• _The records_
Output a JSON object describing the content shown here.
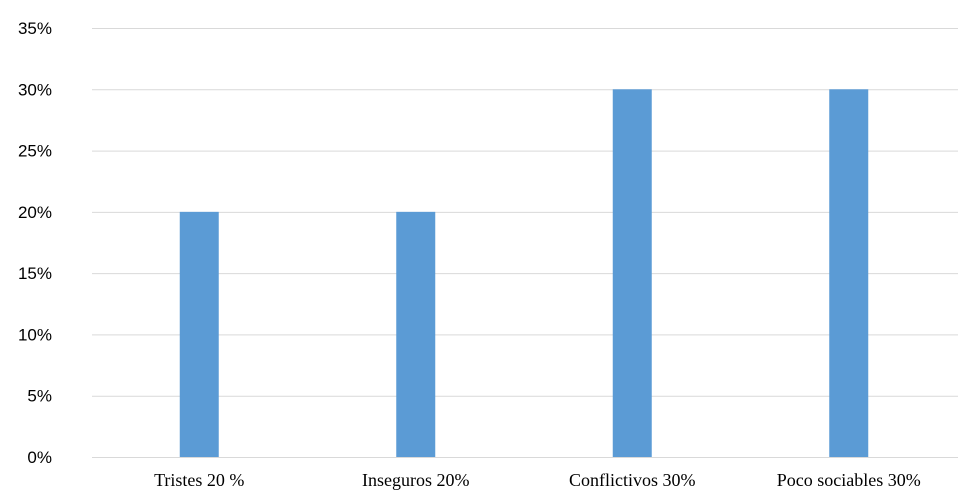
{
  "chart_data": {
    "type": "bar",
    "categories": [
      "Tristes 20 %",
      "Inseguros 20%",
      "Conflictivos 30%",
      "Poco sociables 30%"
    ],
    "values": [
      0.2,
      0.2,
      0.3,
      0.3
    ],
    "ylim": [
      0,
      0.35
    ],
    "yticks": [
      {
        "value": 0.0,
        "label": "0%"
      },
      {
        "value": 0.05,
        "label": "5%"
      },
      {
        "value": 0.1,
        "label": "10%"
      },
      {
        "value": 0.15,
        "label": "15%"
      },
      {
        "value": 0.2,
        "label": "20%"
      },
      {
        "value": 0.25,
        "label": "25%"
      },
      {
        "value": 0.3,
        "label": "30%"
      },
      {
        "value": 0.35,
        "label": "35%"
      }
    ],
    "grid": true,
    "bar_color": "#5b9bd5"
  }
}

• _Problem to work on_
Count each line with "label" in it and report that figure by itself.

• _Result of this task_
8